**What you should do:**
Search the material below for the word "Partick". Copy every line that has it.

**Data extract:**
____________________

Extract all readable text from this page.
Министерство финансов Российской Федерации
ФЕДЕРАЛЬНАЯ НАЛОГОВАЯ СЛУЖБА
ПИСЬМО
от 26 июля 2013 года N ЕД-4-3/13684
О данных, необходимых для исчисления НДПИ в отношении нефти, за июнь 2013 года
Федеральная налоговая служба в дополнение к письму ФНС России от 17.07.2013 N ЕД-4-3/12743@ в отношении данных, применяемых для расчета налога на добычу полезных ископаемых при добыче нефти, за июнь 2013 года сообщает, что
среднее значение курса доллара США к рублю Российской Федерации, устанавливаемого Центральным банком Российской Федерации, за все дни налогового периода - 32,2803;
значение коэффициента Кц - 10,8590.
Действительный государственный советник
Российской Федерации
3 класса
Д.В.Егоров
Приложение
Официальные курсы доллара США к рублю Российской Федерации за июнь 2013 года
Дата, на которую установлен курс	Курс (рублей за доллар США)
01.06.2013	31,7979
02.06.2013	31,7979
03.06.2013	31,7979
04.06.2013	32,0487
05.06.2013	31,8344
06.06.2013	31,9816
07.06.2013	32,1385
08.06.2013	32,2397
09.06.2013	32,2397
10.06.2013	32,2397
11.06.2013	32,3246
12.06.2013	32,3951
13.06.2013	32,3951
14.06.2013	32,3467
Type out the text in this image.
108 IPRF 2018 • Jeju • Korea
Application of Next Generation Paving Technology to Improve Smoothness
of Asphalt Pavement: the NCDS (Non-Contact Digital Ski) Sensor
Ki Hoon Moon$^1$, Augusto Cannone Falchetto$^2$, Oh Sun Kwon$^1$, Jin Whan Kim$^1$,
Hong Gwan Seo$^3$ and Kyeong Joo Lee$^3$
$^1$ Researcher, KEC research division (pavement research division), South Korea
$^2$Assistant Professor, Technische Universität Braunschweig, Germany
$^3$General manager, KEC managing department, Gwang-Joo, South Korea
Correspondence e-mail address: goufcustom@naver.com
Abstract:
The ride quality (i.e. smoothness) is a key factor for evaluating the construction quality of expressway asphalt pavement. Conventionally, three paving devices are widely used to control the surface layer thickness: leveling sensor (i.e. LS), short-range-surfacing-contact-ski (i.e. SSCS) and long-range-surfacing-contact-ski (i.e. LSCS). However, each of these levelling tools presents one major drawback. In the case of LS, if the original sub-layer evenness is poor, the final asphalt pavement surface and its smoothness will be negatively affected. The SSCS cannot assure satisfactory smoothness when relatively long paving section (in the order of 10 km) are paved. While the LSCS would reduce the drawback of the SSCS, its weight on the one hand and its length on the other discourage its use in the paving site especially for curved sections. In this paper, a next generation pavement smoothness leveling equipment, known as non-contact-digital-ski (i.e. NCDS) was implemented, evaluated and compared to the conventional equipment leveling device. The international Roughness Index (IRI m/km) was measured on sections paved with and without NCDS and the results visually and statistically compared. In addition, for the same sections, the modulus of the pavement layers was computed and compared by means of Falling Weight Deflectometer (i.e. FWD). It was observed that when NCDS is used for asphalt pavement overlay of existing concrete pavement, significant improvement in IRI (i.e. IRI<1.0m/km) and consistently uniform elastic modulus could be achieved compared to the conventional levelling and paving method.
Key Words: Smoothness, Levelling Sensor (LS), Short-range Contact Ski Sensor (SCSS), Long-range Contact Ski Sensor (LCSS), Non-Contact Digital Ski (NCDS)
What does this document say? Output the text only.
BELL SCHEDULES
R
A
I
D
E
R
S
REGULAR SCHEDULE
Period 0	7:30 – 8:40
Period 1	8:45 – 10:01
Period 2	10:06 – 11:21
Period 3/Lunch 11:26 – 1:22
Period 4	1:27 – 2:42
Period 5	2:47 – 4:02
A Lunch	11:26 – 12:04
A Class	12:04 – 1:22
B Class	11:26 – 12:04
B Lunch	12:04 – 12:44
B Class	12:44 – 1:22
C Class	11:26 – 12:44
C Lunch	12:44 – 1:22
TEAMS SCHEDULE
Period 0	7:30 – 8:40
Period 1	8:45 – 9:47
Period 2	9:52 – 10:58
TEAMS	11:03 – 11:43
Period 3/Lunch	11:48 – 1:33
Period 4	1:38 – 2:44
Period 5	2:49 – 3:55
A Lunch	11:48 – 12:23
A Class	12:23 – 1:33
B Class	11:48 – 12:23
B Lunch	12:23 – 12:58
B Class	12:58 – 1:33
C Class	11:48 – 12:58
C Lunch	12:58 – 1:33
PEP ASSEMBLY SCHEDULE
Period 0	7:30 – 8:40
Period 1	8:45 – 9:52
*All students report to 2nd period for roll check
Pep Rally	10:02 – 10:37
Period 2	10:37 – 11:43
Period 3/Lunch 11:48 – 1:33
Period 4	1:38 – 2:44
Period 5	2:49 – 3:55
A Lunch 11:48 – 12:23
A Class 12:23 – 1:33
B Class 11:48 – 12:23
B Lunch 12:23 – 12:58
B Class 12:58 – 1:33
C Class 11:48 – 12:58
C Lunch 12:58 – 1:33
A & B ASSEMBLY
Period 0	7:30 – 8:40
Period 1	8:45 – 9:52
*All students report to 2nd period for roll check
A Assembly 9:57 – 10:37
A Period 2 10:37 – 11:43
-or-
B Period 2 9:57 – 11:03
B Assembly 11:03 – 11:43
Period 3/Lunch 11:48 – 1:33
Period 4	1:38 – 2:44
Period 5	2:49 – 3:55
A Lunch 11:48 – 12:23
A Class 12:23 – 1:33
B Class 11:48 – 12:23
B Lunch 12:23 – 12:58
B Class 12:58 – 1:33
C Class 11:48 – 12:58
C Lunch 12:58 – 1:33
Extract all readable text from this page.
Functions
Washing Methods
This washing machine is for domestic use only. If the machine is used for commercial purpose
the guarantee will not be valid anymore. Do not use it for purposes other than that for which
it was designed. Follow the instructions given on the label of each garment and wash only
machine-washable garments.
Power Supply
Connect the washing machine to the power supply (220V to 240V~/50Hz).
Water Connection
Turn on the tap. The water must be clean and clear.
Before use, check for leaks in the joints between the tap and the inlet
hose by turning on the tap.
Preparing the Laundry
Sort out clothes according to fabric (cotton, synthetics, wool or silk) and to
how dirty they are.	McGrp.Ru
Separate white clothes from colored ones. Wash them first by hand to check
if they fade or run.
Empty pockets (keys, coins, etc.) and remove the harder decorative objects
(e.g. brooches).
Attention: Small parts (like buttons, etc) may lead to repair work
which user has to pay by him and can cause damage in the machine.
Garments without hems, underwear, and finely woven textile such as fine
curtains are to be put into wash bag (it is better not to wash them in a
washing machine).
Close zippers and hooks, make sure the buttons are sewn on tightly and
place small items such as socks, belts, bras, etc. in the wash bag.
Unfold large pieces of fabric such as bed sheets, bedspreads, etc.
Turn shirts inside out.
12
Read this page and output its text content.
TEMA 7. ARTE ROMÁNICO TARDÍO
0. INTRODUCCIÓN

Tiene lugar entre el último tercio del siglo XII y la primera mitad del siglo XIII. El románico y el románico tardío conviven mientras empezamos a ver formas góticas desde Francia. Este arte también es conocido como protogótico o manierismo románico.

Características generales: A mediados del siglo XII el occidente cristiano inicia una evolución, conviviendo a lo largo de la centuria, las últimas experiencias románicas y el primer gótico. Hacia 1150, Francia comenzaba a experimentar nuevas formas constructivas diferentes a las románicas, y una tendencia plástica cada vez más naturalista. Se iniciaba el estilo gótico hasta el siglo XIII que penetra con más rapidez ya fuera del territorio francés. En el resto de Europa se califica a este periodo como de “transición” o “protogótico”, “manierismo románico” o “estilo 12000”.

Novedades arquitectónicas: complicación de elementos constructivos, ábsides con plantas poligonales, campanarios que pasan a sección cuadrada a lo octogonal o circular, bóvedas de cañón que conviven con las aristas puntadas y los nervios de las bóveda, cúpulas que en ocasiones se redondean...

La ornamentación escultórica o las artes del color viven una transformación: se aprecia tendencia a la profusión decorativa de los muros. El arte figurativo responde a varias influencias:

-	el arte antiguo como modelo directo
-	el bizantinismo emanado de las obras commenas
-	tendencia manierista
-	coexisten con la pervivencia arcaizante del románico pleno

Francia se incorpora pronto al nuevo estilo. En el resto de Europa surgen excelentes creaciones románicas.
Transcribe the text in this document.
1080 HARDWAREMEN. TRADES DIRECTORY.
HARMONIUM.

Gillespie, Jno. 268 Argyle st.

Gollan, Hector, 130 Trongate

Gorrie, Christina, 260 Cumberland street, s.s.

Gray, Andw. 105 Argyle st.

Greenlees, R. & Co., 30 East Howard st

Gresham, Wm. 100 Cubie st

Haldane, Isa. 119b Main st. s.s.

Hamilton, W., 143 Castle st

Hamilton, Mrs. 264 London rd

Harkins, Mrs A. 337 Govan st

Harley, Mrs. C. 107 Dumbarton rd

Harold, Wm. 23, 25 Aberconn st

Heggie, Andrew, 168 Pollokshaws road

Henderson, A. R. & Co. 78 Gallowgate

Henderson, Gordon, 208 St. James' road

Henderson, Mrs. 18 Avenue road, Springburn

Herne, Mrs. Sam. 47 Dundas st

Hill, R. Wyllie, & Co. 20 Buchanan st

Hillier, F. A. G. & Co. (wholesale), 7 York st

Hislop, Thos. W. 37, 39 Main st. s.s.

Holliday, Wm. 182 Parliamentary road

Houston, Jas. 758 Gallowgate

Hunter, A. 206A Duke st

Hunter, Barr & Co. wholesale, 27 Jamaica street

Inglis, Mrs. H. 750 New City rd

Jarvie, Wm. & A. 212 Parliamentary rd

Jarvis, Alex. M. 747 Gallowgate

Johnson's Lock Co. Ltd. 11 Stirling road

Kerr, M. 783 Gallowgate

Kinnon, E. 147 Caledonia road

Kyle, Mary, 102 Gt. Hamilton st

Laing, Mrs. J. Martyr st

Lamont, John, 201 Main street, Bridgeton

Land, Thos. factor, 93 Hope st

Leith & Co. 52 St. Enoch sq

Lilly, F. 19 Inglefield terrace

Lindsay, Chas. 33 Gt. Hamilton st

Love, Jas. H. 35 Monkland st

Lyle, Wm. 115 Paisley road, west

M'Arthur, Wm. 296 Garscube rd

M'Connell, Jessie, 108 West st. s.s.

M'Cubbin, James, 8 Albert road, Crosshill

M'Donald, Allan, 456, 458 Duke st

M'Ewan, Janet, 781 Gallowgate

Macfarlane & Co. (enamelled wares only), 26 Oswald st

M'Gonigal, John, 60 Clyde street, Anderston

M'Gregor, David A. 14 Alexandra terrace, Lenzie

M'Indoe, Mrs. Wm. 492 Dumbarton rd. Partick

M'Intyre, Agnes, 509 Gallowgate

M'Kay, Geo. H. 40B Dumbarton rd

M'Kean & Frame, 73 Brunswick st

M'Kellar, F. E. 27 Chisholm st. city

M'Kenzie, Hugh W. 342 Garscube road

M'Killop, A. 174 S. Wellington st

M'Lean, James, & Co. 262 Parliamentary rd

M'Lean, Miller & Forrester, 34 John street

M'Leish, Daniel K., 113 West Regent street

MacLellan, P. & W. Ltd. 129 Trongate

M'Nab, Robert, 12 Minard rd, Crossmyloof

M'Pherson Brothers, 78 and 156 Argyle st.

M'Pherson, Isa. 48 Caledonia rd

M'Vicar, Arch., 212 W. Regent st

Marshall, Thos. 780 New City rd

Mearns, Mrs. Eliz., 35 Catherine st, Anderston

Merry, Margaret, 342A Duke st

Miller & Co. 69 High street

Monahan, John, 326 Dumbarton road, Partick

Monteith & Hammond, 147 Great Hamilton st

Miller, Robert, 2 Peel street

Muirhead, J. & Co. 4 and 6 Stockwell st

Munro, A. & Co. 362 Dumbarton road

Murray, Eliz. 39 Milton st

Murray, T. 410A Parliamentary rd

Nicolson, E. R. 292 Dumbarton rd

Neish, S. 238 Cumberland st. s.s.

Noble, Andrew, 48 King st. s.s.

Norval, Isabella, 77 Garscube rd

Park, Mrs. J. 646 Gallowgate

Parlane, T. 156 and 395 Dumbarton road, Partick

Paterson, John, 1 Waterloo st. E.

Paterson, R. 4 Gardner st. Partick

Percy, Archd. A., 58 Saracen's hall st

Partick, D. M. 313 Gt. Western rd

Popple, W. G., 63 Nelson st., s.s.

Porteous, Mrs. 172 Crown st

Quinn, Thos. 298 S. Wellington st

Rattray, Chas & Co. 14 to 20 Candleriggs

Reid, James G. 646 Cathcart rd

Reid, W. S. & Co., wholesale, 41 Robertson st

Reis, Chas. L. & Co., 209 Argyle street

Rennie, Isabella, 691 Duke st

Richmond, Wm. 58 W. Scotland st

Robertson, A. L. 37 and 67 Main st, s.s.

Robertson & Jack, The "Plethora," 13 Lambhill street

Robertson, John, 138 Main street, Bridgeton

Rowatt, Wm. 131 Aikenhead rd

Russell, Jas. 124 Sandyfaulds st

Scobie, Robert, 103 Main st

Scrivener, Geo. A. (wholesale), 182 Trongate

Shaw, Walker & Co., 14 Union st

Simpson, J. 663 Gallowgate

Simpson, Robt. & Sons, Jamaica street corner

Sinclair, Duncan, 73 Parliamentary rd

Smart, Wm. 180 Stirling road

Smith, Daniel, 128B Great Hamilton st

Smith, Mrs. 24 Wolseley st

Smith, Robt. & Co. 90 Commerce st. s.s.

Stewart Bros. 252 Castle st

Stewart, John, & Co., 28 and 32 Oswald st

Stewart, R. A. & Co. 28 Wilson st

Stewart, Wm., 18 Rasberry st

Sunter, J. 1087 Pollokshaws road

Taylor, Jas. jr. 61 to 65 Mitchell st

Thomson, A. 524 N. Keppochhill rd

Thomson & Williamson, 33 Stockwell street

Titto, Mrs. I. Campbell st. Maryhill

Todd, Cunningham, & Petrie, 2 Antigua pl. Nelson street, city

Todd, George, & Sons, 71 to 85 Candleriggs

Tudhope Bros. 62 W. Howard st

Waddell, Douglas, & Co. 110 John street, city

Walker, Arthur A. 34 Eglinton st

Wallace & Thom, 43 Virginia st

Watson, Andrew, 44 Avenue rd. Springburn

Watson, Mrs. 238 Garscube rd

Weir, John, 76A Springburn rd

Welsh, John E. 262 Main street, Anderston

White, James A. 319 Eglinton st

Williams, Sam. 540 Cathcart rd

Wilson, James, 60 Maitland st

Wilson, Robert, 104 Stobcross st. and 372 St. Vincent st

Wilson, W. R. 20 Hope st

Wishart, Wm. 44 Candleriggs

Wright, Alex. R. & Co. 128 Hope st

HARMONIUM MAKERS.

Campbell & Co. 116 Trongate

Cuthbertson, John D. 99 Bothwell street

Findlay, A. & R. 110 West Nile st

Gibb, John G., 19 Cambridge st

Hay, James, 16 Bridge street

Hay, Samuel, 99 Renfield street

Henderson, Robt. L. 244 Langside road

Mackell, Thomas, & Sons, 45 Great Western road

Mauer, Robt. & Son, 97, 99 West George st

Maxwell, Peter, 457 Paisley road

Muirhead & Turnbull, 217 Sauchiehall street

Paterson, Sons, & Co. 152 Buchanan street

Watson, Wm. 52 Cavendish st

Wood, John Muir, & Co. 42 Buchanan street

____________________

**Worked answer:**
M'Indoe, Mrs. Wm. 492 Dumbarton rd. Partick
Monahan, John, 326 Dumbarton road, Partick
Parlane, T. 156 and 395 Dumbarton road, Partick
Paterson, R. 4 Gardner st. Partick
Partick, D. M. 313 Gt. Western rd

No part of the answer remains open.